Check each line of the entries below for the string "content" and state how many lines have it, with no other text.

Start of Material to process

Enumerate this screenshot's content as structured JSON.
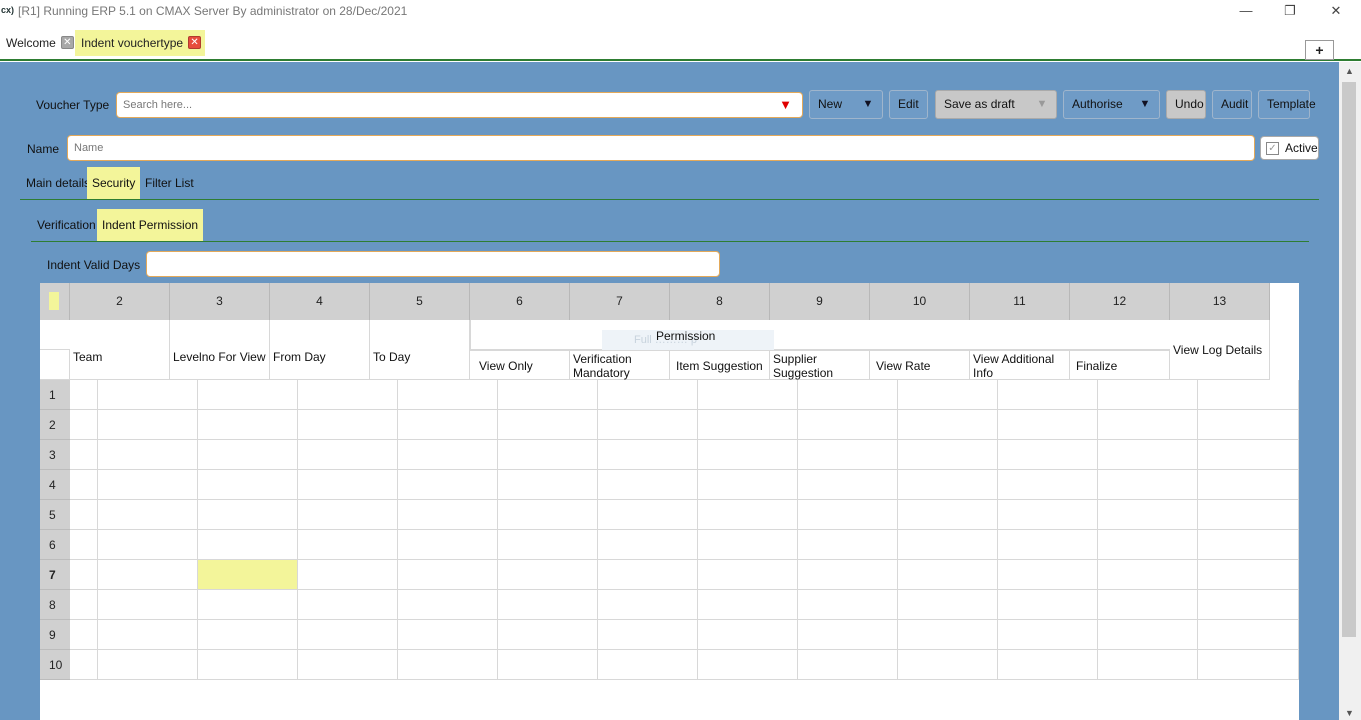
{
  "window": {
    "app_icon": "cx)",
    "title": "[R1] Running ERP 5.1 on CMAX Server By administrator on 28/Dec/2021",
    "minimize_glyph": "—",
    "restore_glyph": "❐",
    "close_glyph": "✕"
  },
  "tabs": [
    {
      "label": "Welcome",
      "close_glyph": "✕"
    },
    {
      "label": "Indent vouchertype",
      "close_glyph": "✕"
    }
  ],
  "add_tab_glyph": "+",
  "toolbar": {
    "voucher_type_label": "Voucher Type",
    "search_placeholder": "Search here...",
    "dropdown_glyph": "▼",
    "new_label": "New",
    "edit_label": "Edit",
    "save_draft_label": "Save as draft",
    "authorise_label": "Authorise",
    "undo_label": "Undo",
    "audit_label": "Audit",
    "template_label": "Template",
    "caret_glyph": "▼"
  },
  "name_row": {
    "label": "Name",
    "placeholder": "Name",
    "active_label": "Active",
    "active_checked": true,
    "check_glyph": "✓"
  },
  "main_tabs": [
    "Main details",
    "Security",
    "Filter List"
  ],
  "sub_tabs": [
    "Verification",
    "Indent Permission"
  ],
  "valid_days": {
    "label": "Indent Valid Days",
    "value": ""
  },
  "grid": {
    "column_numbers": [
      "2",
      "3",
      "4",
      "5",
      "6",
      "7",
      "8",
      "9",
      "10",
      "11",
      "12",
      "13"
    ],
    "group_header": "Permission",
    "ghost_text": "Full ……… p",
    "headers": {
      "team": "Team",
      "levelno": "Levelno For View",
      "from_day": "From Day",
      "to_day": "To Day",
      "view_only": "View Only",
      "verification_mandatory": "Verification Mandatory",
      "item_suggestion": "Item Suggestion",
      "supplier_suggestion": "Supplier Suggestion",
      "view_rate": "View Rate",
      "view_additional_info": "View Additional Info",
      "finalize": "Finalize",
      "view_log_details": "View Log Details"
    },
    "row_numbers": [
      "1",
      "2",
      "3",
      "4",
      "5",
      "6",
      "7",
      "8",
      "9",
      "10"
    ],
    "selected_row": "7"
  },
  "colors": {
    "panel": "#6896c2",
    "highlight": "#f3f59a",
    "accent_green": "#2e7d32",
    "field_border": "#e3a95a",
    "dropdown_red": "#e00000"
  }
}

End of Material to process
Start of Material to process

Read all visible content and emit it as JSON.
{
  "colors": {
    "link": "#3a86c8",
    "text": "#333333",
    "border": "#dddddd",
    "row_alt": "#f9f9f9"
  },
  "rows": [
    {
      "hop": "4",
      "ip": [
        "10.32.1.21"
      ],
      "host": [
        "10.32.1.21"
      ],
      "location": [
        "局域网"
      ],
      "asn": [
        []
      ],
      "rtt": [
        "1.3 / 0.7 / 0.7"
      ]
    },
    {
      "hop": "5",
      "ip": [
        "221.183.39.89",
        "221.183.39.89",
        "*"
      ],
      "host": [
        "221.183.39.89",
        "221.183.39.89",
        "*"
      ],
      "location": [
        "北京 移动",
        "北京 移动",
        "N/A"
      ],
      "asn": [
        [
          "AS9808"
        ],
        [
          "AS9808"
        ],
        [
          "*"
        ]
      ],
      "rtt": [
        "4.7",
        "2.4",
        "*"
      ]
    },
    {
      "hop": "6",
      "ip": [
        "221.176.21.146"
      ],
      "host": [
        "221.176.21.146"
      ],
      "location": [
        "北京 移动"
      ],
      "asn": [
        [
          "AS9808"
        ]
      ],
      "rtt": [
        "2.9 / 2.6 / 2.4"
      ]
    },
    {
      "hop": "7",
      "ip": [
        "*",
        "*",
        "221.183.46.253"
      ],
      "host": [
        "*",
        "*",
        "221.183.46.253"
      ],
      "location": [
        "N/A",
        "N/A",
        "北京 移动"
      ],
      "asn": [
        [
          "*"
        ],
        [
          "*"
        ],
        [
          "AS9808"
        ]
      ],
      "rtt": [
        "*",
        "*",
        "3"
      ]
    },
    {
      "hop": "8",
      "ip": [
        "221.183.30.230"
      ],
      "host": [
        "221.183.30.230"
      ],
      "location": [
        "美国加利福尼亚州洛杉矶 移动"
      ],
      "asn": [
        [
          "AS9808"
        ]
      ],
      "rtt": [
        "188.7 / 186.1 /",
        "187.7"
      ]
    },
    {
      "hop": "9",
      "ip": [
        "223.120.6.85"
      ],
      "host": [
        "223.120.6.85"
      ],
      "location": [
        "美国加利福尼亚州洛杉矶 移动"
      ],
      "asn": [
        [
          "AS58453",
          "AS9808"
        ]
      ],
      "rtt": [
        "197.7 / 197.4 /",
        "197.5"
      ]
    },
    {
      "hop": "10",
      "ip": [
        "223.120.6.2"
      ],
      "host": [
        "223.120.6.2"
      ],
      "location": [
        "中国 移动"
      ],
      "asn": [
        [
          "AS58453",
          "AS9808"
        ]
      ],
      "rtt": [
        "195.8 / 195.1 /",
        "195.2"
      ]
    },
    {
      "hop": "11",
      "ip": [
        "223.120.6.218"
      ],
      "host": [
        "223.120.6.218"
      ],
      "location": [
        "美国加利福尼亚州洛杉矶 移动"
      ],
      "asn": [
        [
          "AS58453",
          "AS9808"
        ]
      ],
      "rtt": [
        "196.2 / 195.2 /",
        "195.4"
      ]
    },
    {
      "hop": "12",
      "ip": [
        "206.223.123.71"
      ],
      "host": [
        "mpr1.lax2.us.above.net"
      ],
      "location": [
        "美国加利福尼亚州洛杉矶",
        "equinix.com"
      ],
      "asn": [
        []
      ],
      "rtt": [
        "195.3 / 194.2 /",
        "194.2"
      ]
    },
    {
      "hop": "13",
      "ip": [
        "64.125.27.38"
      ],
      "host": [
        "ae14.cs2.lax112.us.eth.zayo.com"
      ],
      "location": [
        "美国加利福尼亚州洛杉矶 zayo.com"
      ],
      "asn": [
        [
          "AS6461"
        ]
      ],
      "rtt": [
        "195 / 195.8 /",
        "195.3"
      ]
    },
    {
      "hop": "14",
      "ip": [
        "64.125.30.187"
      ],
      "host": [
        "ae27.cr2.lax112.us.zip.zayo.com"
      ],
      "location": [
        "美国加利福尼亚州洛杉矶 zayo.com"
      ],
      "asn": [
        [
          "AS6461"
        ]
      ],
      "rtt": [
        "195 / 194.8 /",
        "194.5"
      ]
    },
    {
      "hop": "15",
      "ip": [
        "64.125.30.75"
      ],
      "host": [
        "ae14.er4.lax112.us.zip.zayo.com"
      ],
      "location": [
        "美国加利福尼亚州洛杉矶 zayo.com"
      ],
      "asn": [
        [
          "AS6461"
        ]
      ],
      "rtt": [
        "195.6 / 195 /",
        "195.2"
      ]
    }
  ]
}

End of Material to process
Start of Material to process

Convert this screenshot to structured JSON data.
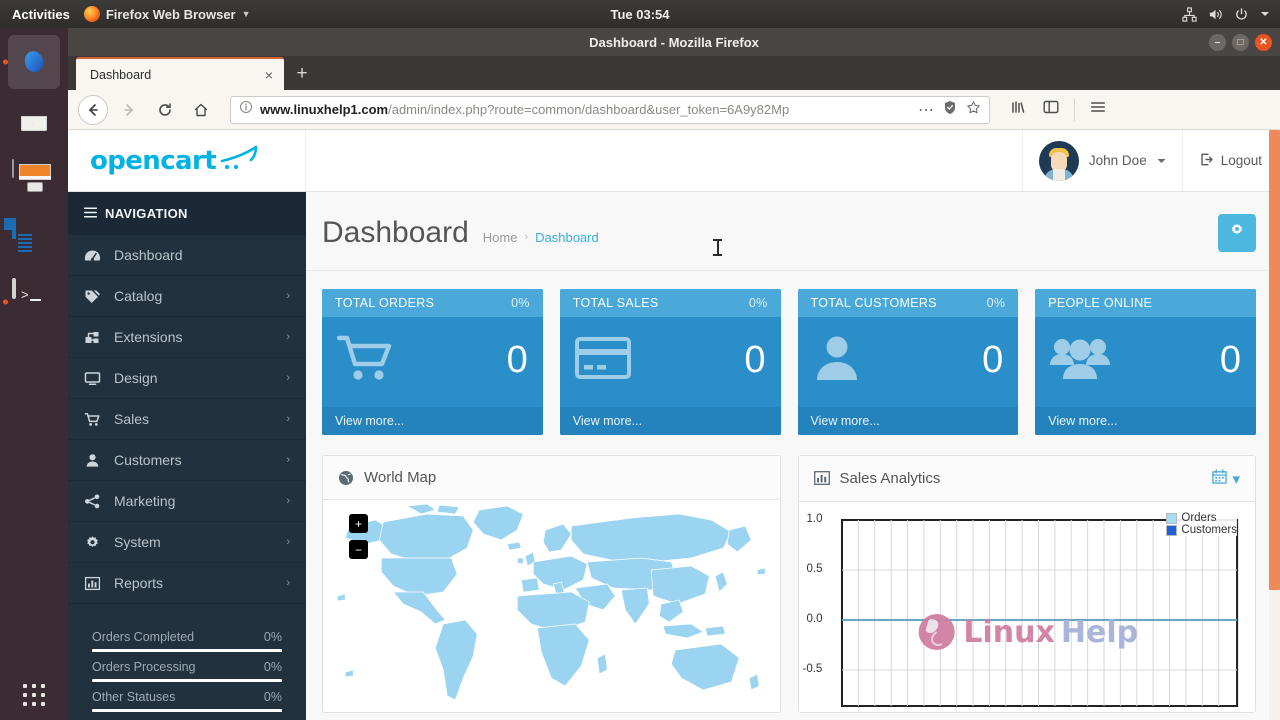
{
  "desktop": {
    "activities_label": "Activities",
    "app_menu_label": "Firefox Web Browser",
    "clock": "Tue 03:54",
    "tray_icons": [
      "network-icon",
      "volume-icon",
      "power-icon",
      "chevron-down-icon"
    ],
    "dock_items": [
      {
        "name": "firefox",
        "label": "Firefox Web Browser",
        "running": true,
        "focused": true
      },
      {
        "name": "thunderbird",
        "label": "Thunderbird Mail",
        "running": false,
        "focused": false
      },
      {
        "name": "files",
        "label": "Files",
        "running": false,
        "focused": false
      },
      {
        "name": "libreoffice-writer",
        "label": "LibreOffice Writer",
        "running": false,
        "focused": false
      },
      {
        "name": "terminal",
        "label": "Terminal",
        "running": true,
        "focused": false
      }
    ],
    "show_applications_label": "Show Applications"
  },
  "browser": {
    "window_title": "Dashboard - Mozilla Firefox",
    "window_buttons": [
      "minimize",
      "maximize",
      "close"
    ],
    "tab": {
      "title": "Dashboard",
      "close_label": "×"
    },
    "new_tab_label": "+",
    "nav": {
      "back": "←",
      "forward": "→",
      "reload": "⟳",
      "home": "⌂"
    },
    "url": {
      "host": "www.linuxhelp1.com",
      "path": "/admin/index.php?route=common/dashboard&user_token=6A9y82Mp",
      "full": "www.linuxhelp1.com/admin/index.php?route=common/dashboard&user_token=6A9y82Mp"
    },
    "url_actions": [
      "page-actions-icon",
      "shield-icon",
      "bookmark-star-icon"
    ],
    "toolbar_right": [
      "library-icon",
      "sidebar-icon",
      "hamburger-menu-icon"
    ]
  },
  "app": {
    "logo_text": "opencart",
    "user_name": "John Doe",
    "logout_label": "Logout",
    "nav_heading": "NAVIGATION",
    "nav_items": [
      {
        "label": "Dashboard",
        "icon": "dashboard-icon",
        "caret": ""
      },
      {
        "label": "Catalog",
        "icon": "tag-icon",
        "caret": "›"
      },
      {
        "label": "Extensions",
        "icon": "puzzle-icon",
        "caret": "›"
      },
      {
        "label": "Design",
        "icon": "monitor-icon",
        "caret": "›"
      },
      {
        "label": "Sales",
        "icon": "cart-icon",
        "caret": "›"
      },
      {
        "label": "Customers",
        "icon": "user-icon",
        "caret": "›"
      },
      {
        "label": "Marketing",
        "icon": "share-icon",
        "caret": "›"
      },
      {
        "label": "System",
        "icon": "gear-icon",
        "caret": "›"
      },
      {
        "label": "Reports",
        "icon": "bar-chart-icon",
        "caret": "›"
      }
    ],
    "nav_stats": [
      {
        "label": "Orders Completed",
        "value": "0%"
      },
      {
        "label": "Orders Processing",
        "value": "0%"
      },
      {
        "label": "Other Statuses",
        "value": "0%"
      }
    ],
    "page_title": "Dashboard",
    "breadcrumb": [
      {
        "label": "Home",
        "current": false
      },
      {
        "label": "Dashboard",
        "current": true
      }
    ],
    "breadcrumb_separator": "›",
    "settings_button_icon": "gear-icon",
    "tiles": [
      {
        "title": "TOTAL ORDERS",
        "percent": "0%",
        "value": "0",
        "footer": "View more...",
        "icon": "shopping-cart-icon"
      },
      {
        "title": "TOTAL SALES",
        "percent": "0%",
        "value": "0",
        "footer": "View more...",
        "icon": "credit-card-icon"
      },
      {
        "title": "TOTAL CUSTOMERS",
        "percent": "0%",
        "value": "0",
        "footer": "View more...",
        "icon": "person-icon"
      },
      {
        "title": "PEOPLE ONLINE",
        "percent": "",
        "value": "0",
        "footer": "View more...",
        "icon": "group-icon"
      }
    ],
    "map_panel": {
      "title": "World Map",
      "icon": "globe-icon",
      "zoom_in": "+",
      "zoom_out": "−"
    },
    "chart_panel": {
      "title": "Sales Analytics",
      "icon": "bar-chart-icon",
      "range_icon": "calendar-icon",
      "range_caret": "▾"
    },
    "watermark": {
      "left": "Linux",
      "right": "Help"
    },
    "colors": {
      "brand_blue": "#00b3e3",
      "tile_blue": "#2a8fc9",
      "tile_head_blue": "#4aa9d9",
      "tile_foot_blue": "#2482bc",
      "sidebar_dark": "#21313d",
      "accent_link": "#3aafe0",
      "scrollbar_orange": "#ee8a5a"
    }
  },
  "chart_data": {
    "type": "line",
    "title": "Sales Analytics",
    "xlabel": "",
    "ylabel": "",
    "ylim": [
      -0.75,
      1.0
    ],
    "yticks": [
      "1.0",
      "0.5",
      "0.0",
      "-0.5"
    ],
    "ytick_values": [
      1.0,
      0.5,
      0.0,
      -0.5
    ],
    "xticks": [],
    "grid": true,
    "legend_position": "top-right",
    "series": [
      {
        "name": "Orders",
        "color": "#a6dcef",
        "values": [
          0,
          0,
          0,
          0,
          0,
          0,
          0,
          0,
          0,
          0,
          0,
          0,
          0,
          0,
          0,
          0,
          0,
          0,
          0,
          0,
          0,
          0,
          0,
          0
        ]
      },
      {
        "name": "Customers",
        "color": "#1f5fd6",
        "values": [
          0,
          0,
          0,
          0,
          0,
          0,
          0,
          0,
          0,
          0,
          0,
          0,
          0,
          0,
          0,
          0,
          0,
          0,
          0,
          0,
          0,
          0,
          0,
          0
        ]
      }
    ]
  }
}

End of Material to process

*Problem solution*. 2